> _TO DO_:
Return the entries below in their exact form, leaving the pictures out.

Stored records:

## START

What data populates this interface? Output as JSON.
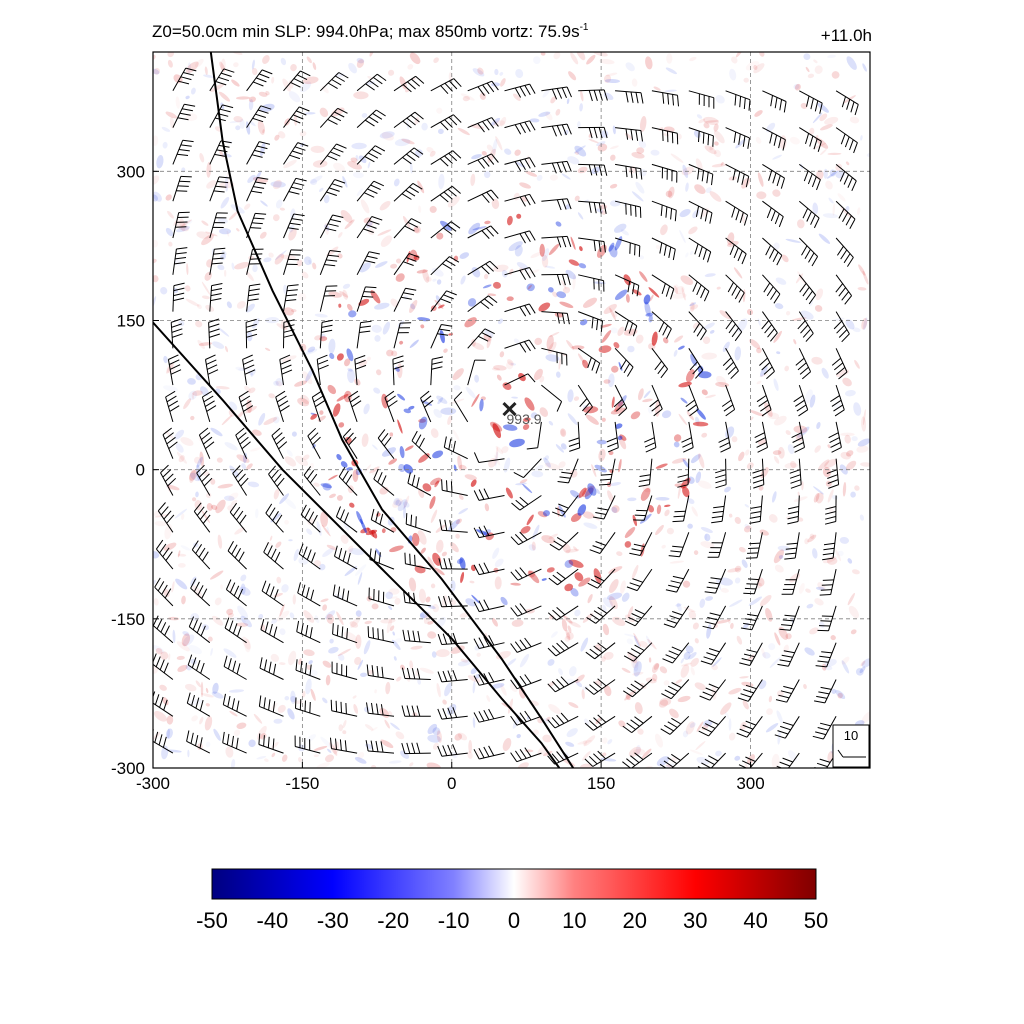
{
  "header": {
    "title_prefix": "Z0=50.0cm  min SLP: 994.0hPa; max 850mb vortz:  75.9s",
    "title_superscript": "-1",
    "forecast_time": "+11.0h"
  },
  "colors": {
    "positive": "#d00000",
    "negative": "#1030e0",
    "neutral": "#ffffff",
    "frame": "#000000",
    "grid": "#808080",
    "center_marker": "#222222",
    "front_line": "#000000"
  },
  "chart_data": {
    "type": "heatmap",
    "variable": "850mb vorticity with wind barbs",
    "xlim": [
      -300,
      420
    ],
    "ylim": [
      -300,
      420
    ],
    "x_ticks": [
      "-300",
      "-150",
      "0",
      "150",
      "300"
    ],
    "y_ticks": [
      "-300",
      "-150",
      "0",
      "150",
      "300"
    ],
    "grid": "dashed at every 150",
    "storm_center": {
      "x": 58,
      "y": 61,
      "label": "993.9",
      "marker": "x"
    },
    "curves": [
      {
        "points": [
          [
            -242,
            420
          ],
          [
            -230,
            330
          ],
          [
            -215,
            260
          ],
          [
            -180,
            180
          ],
          [
            -140,
            100
          ],
          [
            -110,
            30
          ],
          [
            -70,
            -40
          ],
          [
            -10,
            -110
          ],
          [
            50,
            -190
          ],
          [
            90,
            -250
          ],
          [
            122,
            -300
          ]
        ]
      },
      {
        "points": [
          [
            -300,
            148
          ],
          [
            -230,
            70
          ],
          [
            -170,
            0
          ],
          [
            -110,
            -60
          ],
          [
            -60,
            -110
          ],
          [
            0,
            -170
          ],
          [
            50,
            -230
          ],
          [
            90,
            -275
          ],
          [
            108,
            -300
          ]
        ]
      }
    ],
    "wind_scale": {
      "label": "10",
      "position": "bottom-right"
    },
    "colorbar": {
      "ticks": [
        "-50",
        "-40",
        "-30",
        "-20",
        "-10",
        "0",
        "10",
        "20",
        "30",
        "40",
        "50"
      ],
      "range": [
        -50,
        50
      ],
      "colors": [
        "#000080",
        "#0000ff",
        "#7070ff",
        "#ffffff",
        "#ff7070",
        "#ff0000",
        "#800000"
      ]
    }
  }
}
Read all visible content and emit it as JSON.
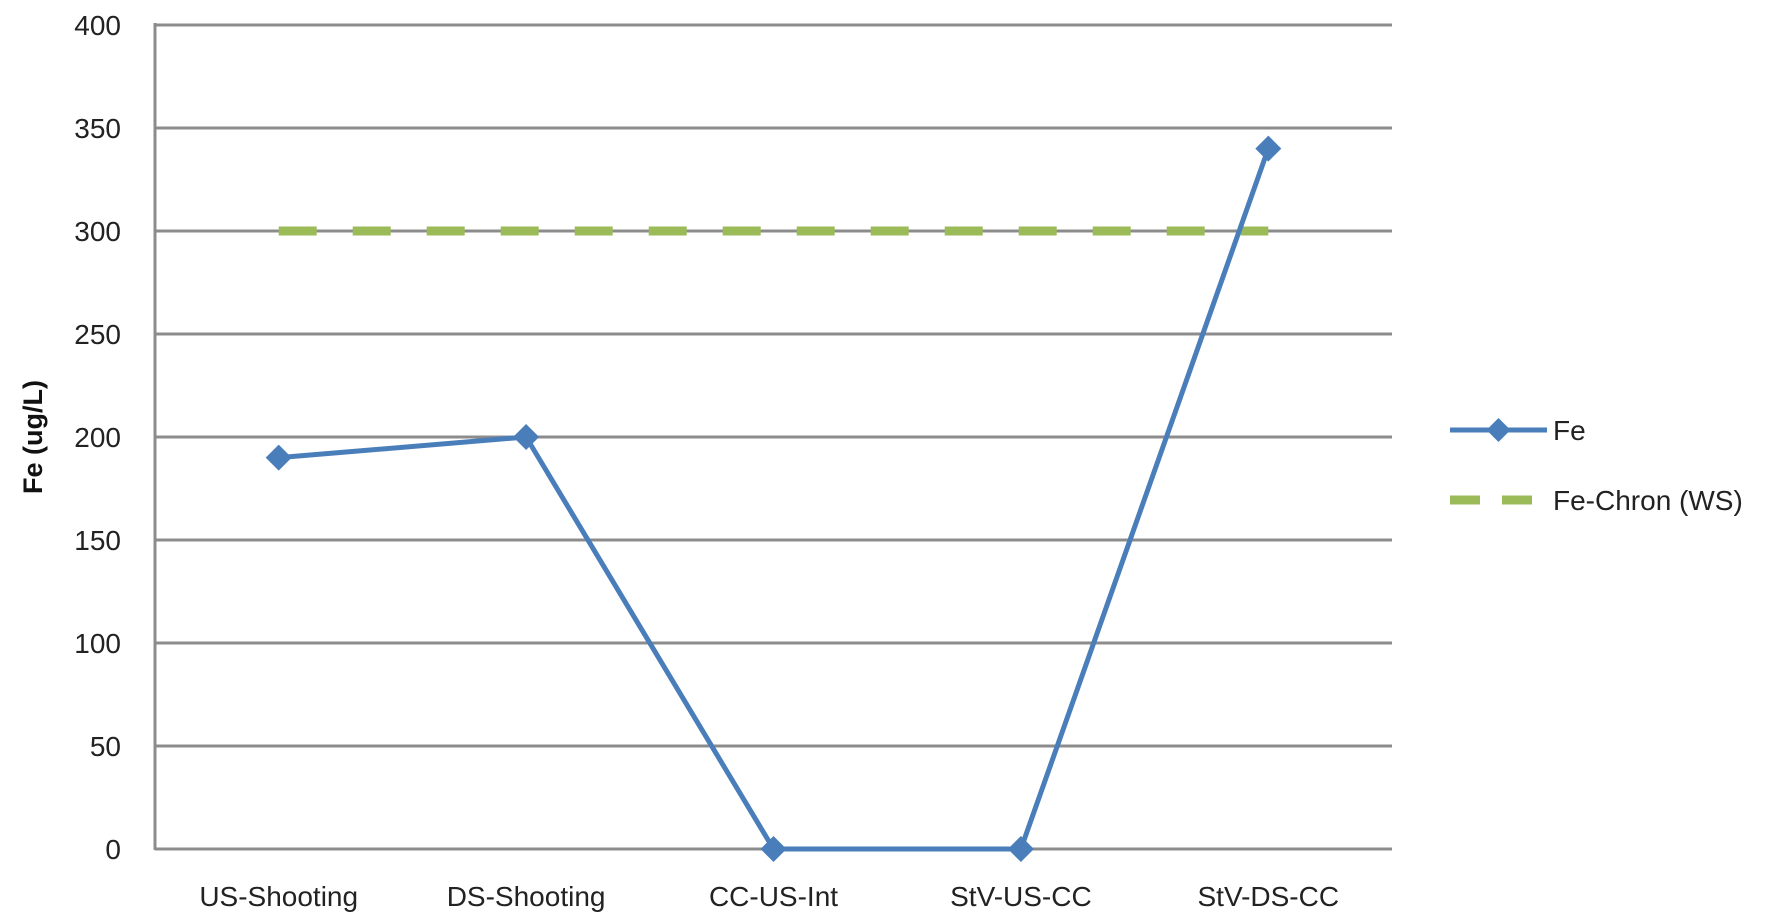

## END

> _RESULT OF THE EXERCISE_:
What data populates this interface? Output as JSON.
{
  "header": {
    "title_prefix": "Z0=50.0cm  min SLP: 994.0hPa; max 850mb vortz:  75.9s",
    "title_superscript": "-1",
    "forecast_time": "+11.0h"
  },
  "colors": {
    "positive": "#d00000",
    "negative": "#1030e0",
    "neutral": "#ffffff",
    "frame": "#000000",
    "grid": "#808080",
    "center_marker": "#222222",
    "front_line": "#000000"
  },
  "chart_data": {
    "type": "heatmap",
    "variable": "850mb vorticity with wind barbs",
    "xlim": [
      -300,
      420
    ],
    "ylim": [
      -300,
      420
    ],
    "x_ticks": [
      "-300",
      "-150",
      "0",
      "150",
      "300"
    ],
    "y_ticks": [
      "-300",
      "-150",
      "0",
      "150",
      "300"
    ],
    "grid": "dashed at every 150",
    "storm_center": {
      "x": 58,
      "y": 61,
      "label": "993.9",
      "marker": "x"
    },
    "curves": [
      {
        "points": [
          [
            -242,
            420
          ],
          [
            -230,
            330
          ],
          [
            -215,
            260
          ],
          [
            -180,
            180
          ],
          [
            -140,
            100
          ],
          [
            -110,
            30
          ],
          [
            -70,
            -40
          ],
          [
            -10,
            -110
          ],
          [
            50,
            -190
          ],
          [
            90,
            -250
          ],
          [
            122,
            -300
          ]
        ]
      },
      {
        "points": [
          [
            -300,
            148
          ],
          [
            -230,
            70
          ],
          [
            -170,
            0
          ],
          [
            -110,
            -60
          ],
          [
            -60,
            -110
          ],
          [
            0,
            -170
          ],
          [
            50,
            -230
          ],
          [
            90,
            -275
          ],
          [
            108,
            -300
          ]
        ]
      }
    ],
    "wind_scale": {
      "label": "10",
      "position": "bottom-right"
    },
    "colorbar": {
      "ticks": [
        "-50",
        "-40",
        "-30",
        "-20",
        "-10",
        "0",
        "10",
        "20",
        "30",
        "40",
        "50"
      ],
      "range": [
        -50,
        50
      ],
      "colors": [
        "#000080",
        "#0000ff",
        "#7070ff",
        "#ffffff",
        "#ff7070",
        "#ff0000",
        "#800000"
      ]
    }
  }
}
Read all visible content and emit it as JSON.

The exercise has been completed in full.